[Stored data]
_____
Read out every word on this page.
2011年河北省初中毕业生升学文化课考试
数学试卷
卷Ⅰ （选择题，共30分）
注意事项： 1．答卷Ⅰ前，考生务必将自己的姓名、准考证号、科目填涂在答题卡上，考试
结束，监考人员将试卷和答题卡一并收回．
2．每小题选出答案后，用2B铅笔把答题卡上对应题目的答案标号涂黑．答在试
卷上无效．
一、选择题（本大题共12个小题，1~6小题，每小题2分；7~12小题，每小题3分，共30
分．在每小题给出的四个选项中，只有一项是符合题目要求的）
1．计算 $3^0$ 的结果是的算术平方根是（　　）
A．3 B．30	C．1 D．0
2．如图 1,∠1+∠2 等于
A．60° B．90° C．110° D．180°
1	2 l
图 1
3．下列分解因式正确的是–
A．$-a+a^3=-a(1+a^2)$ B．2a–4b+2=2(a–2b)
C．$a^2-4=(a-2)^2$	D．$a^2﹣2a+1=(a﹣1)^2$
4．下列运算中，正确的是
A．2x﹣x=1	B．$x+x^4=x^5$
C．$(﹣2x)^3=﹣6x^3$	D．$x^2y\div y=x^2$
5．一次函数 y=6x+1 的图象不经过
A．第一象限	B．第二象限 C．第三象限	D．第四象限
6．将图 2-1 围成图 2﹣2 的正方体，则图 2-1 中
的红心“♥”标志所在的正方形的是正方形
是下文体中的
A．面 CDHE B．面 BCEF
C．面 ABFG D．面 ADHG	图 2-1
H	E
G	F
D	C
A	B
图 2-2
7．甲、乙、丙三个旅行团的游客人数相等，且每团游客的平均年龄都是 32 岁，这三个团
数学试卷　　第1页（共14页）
_____
What the task asks → Exactly reproduce the material above.

Output of the exercise →
Read out every word on this page.
2011年河北省初中毕业生升学文化课考试
数学试卷
卷Ⅰ （选择题，共30分）
注意事项： 1．答卷Ⅰ前，考生务必将自己的姓名、准考证号、科目填涂在答题卡上，考试
结束，监考人员将试卷和答题卡一并收回．
2．每小题选出答案后，用2B铅笔把答题卡上对应题目的答案标号涂黑．答在试
卷上无效．
一、选择题（本大题共12个小题，1~6小题，每小题2分；7~12小题，每小题3分，共30
分．在每小题给出的四个选项中，只有一项是符合题目要求的）
1．计算 $3^0$ 的结果是的算术平方根是（　　）
A．3 B．30	C．1 D．0
2．如图 1,∠1+∠2 等于
A．60° B．90° C．110° D．180°
1	2 l
图 1
3．下列分解因式正确的是–
A．$-a+a^3=-a(1+a^2)$ B．2a–4b+2=2(a–2b)
C．$a^2-4=(a-2)^2$	D．$a^2﹣2a+1=(a﹣1)^2$
4．下列运算中，正确的是
A．2x﹣x=1	B．$x+x^4=x^5$
C．$(﹣2x)^3=﹣6x^3$	D．$x^2y\div y=x^2$
5．一次函数 y=6x+1 的图象不经过
A．第一象限	B．第二象限 C．第三象限	D．第四象限
6．将图 2-1 围成图 2﹣2 的正方体，则图 2-1 中
的红心“♥”标志所在的正方形的是正方形
是下文体中的
A．面 CDHE B．面 BCEF
C．面 ABFG D．面 ADHG	图 2-1
H	E
G	F
D	C
A	B
图 2-2
7．甲、乙、丙三个旅行团的游客人数相等，且每团游客的平均年龄都是 32 岁，这三个团
数学试卷　　第1页（共14页）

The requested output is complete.